Your answer should be a single number: the count of lines holding the word "اليوم".

::::::::

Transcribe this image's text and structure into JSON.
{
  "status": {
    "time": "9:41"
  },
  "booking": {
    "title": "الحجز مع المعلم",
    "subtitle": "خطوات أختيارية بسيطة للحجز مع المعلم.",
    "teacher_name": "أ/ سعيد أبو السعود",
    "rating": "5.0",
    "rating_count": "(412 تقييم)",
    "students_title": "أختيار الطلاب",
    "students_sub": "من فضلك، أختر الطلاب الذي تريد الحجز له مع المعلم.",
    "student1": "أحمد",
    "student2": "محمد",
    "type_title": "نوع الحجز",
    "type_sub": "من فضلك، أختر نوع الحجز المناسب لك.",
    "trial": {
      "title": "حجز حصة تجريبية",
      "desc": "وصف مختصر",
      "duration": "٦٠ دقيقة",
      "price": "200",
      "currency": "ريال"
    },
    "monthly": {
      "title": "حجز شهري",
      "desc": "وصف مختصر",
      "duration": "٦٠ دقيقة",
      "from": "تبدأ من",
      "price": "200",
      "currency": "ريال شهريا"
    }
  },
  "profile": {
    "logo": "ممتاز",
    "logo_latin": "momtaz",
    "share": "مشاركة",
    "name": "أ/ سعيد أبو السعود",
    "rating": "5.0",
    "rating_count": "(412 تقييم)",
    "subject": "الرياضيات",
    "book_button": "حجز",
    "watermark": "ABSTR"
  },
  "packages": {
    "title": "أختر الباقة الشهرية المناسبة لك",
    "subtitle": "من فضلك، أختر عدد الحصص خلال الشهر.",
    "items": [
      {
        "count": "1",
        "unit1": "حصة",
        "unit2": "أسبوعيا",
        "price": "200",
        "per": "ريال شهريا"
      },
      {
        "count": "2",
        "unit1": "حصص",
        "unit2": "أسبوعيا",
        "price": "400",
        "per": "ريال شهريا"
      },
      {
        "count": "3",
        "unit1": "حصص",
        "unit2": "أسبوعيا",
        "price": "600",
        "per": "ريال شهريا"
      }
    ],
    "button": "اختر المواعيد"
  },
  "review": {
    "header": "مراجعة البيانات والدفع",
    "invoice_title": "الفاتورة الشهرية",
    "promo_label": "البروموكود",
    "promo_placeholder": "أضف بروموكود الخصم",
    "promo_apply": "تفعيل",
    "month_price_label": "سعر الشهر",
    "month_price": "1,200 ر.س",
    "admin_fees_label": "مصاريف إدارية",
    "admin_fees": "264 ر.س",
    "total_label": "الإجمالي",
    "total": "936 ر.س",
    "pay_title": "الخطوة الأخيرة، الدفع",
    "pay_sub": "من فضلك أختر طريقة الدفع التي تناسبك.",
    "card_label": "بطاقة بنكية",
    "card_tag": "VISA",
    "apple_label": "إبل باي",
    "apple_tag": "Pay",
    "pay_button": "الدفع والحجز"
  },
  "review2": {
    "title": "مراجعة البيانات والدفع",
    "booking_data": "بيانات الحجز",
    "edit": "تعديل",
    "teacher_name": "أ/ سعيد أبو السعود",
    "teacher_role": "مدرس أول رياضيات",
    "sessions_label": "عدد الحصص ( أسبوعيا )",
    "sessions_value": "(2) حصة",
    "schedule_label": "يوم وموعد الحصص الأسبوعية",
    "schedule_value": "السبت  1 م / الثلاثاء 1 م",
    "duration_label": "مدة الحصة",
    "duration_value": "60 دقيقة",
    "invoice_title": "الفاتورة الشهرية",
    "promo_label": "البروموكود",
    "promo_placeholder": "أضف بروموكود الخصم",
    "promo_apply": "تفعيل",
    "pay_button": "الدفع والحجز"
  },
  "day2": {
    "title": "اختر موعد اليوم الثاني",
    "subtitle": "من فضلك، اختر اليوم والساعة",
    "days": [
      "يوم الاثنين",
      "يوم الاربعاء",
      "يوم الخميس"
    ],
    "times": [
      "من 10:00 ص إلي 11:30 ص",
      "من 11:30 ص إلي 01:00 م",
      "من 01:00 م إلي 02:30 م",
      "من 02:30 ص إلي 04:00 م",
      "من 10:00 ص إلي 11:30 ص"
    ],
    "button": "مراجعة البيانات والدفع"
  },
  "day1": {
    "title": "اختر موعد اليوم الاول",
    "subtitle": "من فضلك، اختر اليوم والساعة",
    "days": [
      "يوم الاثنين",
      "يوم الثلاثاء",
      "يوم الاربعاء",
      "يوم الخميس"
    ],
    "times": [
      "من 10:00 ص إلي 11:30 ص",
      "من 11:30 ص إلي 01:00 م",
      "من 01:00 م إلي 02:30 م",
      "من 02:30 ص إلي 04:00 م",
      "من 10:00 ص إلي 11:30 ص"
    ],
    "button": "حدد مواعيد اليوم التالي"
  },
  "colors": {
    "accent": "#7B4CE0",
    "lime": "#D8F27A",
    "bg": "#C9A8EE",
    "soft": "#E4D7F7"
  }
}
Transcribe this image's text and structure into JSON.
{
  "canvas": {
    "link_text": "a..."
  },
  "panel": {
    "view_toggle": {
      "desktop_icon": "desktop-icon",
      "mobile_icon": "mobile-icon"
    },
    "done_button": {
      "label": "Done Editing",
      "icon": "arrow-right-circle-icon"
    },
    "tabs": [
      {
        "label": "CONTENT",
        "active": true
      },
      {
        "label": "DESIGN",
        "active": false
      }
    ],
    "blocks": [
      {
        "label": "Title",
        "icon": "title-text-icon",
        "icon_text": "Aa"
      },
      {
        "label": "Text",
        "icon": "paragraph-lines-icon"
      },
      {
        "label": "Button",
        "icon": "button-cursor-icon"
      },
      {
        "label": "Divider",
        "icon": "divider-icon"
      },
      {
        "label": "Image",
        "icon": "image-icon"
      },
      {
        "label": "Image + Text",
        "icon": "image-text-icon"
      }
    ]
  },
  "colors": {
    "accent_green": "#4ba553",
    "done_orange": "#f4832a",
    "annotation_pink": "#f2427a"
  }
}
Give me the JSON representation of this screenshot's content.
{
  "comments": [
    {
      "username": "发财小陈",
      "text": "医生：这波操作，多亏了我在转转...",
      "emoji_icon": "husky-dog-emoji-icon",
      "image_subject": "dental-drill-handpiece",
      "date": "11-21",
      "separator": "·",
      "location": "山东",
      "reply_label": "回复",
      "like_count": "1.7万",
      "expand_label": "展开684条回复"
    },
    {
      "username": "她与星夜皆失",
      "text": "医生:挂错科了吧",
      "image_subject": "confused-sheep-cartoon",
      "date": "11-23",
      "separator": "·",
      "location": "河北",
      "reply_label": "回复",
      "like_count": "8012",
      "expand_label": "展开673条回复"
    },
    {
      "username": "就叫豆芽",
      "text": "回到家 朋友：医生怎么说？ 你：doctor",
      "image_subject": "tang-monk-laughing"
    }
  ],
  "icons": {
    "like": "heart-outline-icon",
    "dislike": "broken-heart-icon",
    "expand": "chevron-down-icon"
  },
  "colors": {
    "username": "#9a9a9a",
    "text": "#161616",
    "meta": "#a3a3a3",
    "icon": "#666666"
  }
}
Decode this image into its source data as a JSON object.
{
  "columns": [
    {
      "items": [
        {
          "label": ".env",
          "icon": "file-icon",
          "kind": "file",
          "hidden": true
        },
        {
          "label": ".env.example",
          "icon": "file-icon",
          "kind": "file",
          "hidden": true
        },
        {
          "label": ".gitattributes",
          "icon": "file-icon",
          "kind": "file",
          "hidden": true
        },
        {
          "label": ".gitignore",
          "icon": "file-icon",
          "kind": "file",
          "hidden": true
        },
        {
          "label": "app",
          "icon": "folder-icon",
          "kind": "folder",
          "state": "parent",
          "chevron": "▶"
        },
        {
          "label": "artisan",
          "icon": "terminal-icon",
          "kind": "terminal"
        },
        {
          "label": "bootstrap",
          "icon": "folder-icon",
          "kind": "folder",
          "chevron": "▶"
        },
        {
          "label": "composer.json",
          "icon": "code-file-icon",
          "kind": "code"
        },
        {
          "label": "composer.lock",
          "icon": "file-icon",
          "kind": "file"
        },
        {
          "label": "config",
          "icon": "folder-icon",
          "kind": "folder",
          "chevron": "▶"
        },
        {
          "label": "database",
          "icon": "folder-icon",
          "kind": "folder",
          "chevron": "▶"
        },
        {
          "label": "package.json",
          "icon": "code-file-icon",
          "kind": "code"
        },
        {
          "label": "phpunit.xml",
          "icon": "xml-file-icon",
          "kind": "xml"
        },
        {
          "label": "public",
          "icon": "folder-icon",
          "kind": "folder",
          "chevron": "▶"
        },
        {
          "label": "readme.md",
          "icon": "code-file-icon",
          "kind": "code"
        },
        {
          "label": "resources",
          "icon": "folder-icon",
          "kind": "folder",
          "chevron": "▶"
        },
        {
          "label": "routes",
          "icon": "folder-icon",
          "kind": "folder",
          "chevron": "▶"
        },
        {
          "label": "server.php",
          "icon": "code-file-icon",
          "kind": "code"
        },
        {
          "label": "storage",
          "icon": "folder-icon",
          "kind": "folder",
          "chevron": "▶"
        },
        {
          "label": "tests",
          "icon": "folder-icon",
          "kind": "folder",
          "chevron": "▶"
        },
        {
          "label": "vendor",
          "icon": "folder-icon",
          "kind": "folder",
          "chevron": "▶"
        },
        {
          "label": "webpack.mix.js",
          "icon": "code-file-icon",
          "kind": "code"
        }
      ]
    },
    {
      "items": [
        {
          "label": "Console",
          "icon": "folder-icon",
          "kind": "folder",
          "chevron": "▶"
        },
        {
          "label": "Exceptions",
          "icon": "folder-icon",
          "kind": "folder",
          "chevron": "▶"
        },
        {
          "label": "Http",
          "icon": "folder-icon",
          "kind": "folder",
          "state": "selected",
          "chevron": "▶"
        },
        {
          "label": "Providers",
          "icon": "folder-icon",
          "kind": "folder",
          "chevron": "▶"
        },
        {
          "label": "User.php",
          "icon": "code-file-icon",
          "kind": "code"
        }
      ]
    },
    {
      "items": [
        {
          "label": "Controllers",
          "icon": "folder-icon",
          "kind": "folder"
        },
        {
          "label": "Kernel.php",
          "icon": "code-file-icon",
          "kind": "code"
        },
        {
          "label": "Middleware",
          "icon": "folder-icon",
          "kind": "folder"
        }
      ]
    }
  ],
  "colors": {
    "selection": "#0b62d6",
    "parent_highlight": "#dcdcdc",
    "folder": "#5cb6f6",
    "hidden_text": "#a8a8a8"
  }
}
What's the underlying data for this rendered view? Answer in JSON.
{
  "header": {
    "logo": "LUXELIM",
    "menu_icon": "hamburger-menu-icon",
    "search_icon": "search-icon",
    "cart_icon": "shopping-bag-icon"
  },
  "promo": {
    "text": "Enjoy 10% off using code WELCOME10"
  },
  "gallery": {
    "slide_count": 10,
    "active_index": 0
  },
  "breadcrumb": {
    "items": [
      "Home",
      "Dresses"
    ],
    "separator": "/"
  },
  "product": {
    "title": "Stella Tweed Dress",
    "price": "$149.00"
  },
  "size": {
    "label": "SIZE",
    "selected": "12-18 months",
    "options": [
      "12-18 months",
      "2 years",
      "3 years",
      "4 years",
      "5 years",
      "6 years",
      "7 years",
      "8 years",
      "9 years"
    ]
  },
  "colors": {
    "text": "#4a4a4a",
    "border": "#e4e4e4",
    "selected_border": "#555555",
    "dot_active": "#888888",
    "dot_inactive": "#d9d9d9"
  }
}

::::::::

FINAL RESULT:
5